Goal: Copy out each line featuring the string "this" from the entries beneath.

Records for processing:
◇ ◇ ◇ ◇ ◇ ◇ ◇
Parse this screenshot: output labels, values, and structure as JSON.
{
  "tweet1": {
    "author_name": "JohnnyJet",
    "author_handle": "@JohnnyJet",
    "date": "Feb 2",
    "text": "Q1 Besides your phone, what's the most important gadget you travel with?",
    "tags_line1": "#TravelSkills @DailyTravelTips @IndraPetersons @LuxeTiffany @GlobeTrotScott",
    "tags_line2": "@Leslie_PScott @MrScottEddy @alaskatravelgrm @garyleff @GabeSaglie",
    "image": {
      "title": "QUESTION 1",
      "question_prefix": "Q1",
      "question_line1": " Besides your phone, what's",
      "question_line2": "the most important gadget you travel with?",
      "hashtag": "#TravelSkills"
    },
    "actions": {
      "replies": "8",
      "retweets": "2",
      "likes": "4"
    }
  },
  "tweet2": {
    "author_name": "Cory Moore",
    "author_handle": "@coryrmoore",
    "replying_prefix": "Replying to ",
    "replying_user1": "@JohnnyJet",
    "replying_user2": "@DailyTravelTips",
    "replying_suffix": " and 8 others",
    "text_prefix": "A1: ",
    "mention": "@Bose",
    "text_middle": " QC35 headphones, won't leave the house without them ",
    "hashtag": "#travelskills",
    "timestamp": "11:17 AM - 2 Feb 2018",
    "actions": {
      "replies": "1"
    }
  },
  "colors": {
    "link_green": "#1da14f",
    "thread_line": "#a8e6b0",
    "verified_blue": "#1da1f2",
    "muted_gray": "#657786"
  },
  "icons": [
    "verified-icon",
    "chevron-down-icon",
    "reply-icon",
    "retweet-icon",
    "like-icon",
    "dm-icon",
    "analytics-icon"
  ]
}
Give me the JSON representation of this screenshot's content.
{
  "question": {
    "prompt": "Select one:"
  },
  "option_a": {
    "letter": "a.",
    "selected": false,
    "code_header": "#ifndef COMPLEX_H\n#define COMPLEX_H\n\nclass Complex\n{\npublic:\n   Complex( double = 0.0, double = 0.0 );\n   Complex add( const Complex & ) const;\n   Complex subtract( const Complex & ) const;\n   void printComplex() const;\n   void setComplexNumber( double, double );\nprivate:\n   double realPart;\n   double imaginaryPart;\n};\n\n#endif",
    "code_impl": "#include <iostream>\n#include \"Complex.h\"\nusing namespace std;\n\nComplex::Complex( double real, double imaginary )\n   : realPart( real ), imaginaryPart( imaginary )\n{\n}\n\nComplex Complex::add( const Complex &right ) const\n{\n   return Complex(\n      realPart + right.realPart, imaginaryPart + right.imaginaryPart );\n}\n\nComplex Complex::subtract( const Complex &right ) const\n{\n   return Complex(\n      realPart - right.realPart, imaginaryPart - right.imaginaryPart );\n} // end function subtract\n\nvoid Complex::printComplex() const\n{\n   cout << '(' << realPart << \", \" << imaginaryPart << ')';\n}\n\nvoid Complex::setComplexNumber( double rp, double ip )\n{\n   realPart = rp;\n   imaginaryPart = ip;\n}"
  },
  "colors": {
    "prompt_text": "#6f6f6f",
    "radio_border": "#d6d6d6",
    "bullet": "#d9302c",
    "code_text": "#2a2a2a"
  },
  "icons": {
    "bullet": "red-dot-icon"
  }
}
◇ ◇ ◇ ◇ ◇ ◇ ◇
Problem solution:
Parse this screenshot: output labels, values, and structure as JSON.
Give me the JSON representation of this screenshot's content.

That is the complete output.